Set down the material below in full, matching it exactly.

════

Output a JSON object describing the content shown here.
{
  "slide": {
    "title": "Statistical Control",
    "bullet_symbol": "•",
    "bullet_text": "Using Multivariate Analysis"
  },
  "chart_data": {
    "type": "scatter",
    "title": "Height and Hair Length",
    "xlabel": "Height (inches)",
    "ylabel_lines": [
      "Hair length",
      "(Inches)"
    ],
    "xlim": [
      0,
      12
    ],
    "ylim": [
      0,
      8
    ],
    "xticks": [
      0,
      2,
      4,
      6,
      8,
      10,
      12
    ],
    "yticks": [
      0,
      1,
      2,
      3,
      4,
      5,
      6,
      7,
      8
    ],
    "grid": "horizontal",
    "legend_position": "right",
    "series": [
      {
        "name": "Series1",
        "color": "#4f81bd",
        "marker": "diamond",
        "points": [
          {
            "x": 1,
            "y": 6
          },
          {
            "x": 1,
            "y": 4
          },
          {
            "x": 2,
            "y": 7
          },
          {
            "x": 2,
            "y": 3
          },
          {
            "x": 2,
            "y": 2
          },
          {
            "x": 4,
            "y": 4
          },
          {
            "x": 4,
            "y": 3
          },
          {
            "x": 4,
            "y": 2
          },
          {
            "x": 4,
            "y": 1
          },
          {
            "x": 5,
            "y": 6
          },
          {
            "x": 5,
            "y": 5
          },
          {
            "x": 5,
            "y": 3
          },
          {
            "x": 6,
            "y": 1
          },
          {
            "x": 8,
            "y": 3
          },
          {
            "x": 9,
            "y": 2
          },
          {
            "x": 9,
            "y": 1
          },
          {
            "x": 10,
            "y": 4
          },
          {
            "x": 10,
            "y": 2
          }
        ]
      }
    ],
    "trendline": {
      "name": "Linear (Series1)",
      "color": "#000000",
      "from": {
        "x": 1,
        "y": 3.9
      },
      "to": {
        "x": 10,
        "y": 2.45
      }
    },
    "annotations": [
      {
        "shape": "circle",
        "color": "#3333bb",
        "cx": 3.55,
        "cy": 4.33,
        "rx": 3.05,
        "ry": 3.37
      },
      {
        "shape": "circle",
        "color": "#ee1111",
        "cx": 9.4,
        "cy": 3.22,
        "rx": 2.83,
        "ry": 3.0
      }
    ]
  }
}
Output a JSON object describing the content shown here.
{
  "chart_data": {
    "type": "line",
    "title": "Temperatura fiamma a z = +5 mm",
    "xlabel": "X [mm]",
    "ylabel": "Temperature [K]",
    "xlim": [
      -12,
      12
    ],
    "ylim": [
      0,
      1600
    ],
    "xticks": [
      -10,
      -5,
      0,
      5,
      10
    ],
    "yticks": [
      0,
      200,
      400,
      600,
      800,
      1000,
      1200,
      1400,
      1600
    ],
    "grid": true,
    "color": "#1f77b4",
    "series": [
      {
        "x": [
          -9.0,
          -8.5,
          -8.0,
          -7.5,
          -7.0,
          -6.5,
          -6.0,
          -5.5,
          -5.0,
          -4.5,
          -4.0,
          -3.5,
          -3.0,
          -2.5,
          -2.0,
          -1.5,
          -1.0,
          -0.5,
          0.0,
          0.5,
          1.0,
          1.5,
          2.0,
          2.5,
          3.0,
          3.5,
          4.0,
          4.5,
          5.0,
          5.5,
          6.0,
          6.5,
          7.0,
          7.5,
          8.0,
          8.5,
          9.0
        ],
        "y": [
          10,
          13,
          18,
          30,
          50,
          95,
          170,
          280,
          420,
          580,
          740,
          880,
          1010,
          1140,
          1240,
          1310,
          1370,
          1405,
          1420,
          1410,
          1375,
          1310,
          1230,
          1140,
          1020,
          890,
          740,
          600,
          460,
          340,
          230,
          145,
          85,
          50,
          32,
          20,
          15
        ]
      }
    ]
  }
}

════

Complete output |
Output a JSON object describing the content shown here.
{
  "slide": {
    "title": "Statistical Control",
    "bullet_symbol": "•",
    "bullet_text": "Using Multivariate Analysis"
  },
  "chart_data": {
    "type": "scatter",
    "title": "Height and Hair Length",
    "xlabel": "Height (inches)",
    "ylabel_lines": [
      "Hair length",
      "(Inches)"
    ],
    "xlim": [
      0,
      12
    ],
    "ylim": [
      0,
      8
    ],
    "xticks": [
      0,
      2,
      4,
      6,
      8,
      10,
      12
    ],
    "yticks": [
      0,
      1,
      2,
      3,
      4,
      5,
      6,
      7,
      8
    ],
    "grid": "horizontal",
    "legend_position": "right",
    "series": [
      {
        "name": "Series1",
        "color": "#4f81bd",
        "marker": "diamond",
        "points": [
          {
            "x": 1,
            "y": 6
          },
          {
            "x": 1,
            "y": 4
          },
          {
            "x": 2,
            "y": 7
          },
          {
            "x": 2,
            "y": 3
          },
          {
            "x": 2,
            "y": 2
          },
          {
            "x": 4,
            "y": 4
          },
          {
            "x": 4,
            "y": 3
          },
          {
            "x": 4,
            "y": 2
          },
          {
            "x": 4,
            "y": 1
          },
          {
            "x": 5,
            "y": 6
          },
          {
            "x": 5,
            "y": 5
          },
          {
            "x": 5,
            "y": 3
          },
          {
            "x": 6,
            "y": 1
          },
          {
            "x": 8,
            "y": 3
          },
          {
            "x": 9,
            "y": 2
          },
          {
            "x": 9,
            "y": 1
          },
          {
            "x": 10,
            "y": 4
          },
          {
            "x": 10,
            "y": 2
          }
        ]
      }
    ],
    "trendline": {
      "name": "Linear (Series1)",
      "color": "#000000",
      "from": {
        "x": 1,
        "y": 3.9
      },
      "to": {
        "x": 10,
        "y": 2.45
      }
    },
    "annotations": [
      {
        "shape": "circle",
        "color": "#3333bb",
        "cx": 3.55,
        "cy": 4.33,
        "rx": 3.05,
        "ry": 3.37
      },
      {
        "shape": "circle",
        "color": "#ee1111",
        "cx": 9.4,
        "cy": 3.22,
        "rx": 2.83,
        "ry": 3.0
      }
    ]
  }
}
Output a JSON object describing the content shown here.
{
  "chart_data": {
    "type": "line",
    "title": "Temperatura fiamma a z = +5 mm",
    "xlabel": "X [mm]",
    "ylabel": "Temperature [K]",
    "xlim": [
      -12,
      12
    ],
    "ylim": [
      0,
      1600
    ],
    "xticks": [
      -10,
      -5,
      0,
      5,
      10
    ],
    "yticks": [
      0,
      200,
      400,
      600,
      800,
      1000,
      1200,
      1400,
      1600
    ],
    "grid": true,
    "color": "#1f77b4",
    "series": [
      {
        "x": [
          -9.0,
          -8.5,
          -8.0,
          -7.5,
          -7.0,
          -6.5,
          -6.0,
          -5.5,
          -5.0,
          -4.5,
          -4.0,
          -3.5,
          -3.0,
          -2.5,
          -2.0,
          -1.5,
          -1.0,
          -0.5,
          0.0,
          0.5,
          1.0,
          1.5,
          2.0,
          2.5,
          3.0,
          3.5,
          4.0,
          4.5,
          5.0,
          5.5,
          6.0,
          6.5,
          7.0,
          7.5,
          8.0,
          8.5,
          9.0
        ],
        "y": [
          10,
          13,
          18,
          30,
          50,
          95,
          170,
          280,
          420,
          580,
          740,
          880,
          1010,
          1140,
          1240,
          1310,
          1370,
          1405,
          1420,
          1410,
          1375,
          1310,
          1230,
          1140,
          1020,
          890,
          740,
          600,
          460,
          340,
          230,
          145,
          85,
          50,
          32,
          20,
          15
        ]
      }
    ]
  }
}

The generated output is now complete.